## TEXT EXCERPT:

[gmx-developers] Re: TNG format in Gromacs

Szilárd Páll szilard.pall at cbr.su.se
Tue Apr 17 18:14:02 CEST 2012

On Tue, Apr 17, 2012 at 5:10 PM, Erik Lindahl <erik at kth.se> wrote:
> Hi,
> On Apr 17, 2012, at 4:47 PM, Roland Schulz wrote:
>> But now you are moving the goal-posts!  The aim of the present TNG-based project was NOT "fancy" IO, but a new default simple portable Gromacs trajectory format that (1) includes headers for atom names and stuff, (2) is a small free library that can easily be contributed to other codes so they can read/write our files, and (3) enable better compression.
>> What I meant with "fancy" IO was that it is optional. These 3 things aren't required to run a simulation on an exotic platform (e.g. Kei) and to be able to analysis the results (after potentially converting).
> No. A new default file format will not be "optional".
> To be fairly blunt: this work is financed from an EU project with a deliverable to produce a small library that we can offer for inclusion in other codes and push as a standard MD file format, so that part is simply not negotiable.
>> Option 1) Up to 100k lines we have to write and support. And the code can only use the subset of HDF5 supported.
>> Option 2) Users on very exotic platforms have to keep using XTC and in post-production convert their files (only if they want to benefit of HDF5 advantages in analysis
>> I really don't see how Option 1 could win in any reasonable cost benefit analysis. :-)
> Option (2) is not on the table. We simply are NOT introducing a new _default_ file format that does not work everywhere, since that does not fulfill the EU deliverable we have. In that case we are simply going with alternative (3), which is "ditch HDF5 completely" for TNG.  This might sound extreme, but if we have to keep support XTC indefinitely we will in practice never get a new default format - that would de facto still be XTC!
> Again, let's separate things:
> 1) Optional file formats: Here I'm flexible and will accept almost anything.
> 2) Default core Gromacs file formats: We must be able to get these working on any platform with a reasonable amount of work, and we must be able to provide a small library for other programs to use.
> If (2) is possible with a very scaled-down HDF5 implementation that somebody is willing to support and fix portability issues for, that could be an interesting alternative for the container, but if that isn't the case we cannot use HDF5 for (2) - but it would still be fine for (1).
> However, I still haven't seen any discussion about the *concrete* features HDF5 would provide for the new XTC-like format?

Not trying to argue for or against HDF5, I just have an observation.

It sounds like the main arguments against HDF5 are:

a) The need for a new format which will *immediately* replace XTC as
the default in Gromacs and seems to have requirements that pretty much
exclude any external library (that is not as widespread as libc :).

b) It's not in line with the EU deliverable which requires a new
library with certain specs to be written. Could it be that this is the
classic case where the specification was created before the actual
requirement engineering?

## STATED GOAL:
Transcribe the stretch of the mailing-list message on the TNG format from "It sounds like" through "requirement engineering?". The listing below the mailing-list message is drawn from an unrelated source.

[Layout dataset entries]
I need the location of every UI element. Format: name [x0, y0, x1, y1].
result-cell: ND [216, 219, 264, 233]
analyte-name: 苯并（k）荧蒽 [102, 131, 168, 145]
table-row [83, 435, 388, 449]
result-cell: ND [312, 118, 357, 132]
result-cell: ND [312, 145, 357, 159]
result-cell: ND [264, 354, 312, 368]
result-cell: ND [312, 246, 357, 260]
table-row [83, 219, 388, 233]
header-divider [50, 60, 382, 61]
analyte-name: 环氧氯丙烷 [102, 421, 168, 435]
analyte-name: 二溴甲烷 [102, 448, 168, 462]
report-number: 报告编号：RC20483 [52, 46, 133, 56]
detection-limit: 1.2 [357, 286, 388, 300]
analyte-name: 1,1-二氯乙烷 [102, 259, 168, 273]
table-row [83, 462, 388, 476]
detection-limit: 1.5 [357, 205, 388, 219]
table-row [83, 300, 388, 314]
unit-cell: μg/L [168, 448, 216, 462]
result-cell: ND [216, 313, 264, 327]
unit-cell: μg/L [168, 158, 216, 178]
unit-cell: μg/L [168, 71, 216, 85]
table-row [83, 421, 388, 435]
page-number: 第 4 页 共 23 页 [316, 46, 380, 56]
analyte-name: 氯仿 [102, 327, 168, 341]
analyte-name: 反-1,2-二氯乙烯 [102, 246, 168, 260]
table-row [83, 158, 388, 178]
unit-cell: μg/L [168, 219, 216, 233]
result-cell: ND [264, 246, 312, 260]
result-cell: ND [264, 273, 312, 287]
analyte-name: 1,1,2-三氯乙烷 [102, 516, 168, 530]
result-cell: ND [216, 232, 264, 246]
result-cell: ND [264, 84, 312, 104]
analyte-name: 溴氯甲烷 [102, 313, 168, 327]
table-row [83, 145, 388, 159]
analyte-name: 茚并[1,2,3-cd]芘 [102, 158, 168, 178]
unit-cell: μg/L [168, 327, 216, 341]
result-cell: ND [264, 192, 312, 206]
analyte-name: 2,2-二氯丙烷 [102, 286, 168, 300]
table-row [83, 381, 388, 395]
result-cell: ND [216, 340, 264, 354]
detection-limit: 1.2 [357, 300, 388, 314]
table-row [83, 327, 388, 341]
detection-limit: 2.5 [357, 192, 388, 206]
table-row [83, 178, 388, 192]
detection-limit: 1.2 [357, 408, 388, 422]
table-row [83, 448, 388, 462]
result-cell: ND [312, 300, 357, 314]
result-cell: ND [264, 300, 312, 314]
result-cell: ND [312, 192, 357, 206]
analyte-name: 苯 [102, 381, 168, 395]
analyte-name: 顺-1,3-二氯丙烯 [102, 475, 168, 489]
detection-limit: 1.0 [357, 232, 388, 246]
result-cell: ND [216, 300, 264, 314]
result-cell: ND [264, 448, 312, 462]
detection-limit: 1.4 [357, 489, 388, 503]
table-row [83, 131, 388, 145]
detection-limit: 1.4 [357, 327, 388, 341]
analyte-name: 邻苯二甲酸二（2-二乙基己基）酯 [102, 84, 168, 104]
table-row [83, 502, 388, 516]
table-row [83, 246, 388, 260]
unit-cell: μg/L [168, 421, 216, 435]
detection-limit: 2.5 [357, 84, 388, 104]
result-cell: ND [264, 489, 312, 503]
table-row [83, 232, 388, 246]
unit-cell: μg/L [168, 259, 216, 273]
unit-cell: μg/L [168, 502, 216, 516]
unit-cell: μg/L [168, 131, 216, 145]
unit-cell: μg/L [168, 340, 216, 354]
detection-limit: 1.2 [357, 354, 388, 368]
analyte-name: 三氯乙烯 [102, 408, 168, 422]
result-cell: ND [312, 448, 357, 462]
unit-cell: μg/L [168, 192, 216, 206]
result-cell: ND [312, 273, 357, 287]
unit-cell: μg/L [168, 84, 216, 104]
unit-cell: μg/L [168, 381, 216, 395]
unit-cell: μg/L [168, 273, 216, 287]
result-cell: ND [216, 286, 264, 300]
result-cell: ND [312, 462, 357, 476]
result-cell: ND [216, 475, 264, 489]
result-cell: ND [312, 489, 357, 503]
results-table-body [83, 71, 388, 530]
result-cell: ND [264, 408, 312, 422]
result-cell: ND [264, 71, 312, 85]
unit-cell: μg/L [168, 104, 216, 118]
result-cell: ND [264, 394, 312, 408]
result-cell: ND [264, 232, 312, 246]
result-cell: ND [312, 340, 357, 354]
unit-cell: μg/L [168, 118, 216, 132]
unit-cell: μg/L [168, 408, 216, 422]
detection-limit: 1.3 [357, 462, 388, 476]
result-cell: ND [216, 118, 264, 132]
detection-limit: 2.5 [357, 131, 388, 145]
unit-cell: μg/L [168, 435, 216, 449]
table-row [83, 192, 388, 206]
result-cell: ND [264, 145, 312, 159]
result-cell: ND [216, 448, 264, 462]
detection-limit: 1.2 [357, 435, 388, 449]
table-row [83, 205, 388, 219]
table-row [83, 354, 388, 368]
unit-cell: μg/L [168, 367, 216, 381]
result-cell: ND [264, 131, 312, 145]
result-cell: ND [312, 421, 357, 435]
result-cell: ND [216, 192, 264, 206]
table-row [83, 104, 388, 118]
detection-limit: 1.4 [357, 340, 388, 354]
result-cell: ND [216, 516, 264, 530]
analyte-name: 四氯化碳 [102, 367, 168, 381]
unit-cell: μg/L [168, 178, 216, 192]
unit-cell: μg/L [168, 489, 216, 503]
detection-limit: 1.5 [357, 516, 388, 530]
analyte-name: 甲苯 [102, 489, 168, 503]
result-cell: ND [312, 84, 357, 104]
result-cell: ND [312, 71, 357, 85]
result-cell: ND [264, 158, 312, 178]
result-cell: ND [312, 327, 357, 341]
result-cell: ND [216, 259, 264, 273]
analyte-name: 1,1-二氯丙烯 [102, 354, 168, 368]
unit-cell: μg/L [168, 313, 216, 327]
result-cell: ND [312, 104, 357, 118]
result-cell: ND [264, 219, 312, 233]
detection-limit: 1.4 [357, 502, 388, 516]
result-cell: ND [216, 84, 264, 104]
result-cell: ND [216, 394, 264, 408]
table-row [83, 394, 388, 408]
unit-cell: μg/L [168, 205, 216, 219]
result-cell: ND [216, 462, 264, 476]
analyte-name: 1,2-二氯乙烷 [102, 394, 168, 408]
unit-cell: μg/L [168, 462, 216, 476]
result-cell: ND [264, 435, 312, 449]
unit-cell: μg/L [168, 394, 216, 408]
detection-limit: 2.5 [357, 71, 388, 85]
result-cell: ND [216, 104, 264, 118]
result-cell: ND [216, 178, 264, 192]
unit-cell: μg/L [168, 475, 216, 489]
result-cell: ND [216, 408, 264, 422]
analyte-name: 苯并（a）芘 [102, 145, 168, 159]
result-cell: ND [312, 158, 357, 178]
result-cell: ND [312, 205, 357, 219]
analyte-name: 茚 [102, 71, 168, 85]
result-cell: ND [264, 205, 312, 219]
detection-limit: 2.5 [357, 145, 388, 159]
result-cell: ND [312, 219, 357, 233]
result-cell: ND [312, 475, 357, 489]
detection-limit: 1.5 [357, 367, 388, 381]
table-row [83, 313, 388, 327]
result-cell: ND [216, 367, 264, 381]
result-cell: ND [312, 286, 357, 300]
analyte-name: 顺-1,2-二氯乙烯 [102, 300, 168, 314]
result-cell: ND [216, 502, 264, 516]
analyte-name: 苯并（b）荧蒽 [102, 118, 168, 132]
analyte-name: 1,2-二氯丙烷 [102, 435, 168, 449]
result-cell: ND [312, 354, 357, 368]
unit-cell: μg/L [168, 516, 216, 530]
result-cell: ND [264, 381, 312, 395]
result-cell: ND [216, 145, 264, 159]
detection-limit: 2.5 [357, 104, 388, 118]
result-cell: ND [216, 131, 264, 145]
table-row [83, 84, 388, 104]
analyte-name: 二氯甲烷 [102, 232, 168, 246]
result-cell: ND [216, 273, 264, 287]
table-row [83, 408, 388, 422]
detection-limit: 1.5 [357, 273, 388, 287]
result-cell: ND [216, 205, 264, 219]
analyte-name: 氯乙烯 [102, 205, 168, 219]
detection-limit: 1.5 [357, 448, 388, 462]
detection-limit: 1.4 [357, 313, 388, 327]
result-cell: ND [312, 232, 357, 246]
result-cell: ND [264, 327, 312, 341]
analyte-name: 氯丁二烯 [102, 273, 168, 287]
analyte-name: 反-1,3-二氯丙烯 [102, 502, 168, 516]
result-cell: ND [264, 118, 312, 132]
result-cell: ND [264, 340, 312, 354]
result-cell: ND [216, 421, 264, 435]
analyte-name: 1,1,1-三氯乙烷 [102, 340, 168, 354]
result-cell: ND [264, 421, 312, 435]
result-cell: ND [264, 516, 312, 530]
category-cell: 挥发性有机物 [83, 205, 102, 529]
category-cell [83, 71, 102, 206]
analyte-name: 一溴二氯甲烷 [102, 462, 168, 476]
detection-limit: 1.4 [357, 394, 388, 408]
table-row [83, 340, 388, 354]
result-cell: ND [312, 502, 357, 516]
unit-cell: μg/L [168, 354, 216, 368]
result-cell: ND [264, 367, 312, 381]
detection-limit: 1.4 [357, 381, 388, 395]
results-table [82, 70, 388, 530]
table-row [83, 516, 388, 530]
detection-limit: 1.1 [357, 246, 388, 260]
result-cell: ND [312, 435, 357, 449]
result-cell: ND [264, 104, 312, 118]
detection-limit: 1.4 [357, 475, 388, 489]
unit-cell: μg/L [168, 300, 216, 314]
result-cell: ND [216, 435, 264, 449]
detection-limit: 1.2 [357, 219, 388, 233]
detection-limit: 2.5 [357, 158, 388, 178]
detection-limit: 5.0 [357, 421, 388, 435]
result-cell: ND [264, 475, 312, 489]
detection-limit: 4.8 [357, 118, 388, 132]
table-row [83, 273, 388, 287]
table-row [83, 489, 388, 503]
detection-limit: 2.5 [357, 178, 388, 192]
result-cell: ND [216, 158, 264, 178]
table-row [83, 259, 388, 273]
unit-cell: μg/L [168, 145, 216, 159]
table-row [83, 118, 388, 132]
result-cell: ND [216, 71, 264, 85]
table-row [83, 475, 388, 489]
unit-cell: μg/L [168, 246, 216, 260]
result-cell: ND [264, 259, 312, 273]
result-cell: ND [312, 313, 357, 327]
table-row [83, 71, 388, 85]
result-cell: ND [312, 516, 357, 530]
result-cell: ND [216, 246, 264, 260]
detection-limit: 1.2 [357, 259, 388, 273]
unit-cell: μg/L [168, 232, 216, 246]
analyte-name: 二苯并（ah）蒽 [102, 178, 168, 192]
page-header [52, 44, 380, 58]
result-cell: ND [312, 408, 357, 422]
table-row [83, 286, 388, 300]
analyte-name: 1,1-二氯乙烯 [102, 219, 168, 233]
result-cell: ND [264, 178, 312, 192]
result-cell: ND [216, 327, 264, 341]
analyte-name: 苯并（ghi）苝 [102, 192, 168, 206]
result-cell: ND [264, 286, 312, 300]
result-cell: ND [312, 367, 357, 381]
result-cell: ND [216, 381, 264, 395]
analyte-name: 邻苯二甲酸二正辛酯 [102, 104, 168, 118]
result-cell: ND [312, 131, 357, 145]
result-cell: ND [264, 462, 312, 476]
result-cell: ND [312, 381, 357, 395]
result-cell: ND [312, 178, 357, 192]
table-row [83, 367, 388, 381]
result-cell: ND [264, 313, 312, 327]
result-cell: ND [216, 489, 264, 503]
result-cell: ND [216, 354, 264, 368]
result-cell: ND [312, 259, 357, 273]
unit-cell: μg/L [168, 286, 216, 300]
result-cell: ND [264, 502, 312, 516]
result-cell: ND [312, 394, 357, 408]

## EXPECTED OUTPUT:
It sounds like the main arguments against HDF5 are:

a) The need for a new format which will *immediately* replace XTC as
the default in Gromacs and seems to have requirements that pretty much
exclude any external library (that is not as widespread as libc :).

b) It's not in line with the EU deliverable which requires a new
library with certain specs to be written. Could it be that this is the
classic case where the specification was created before the actual
requirement engineering?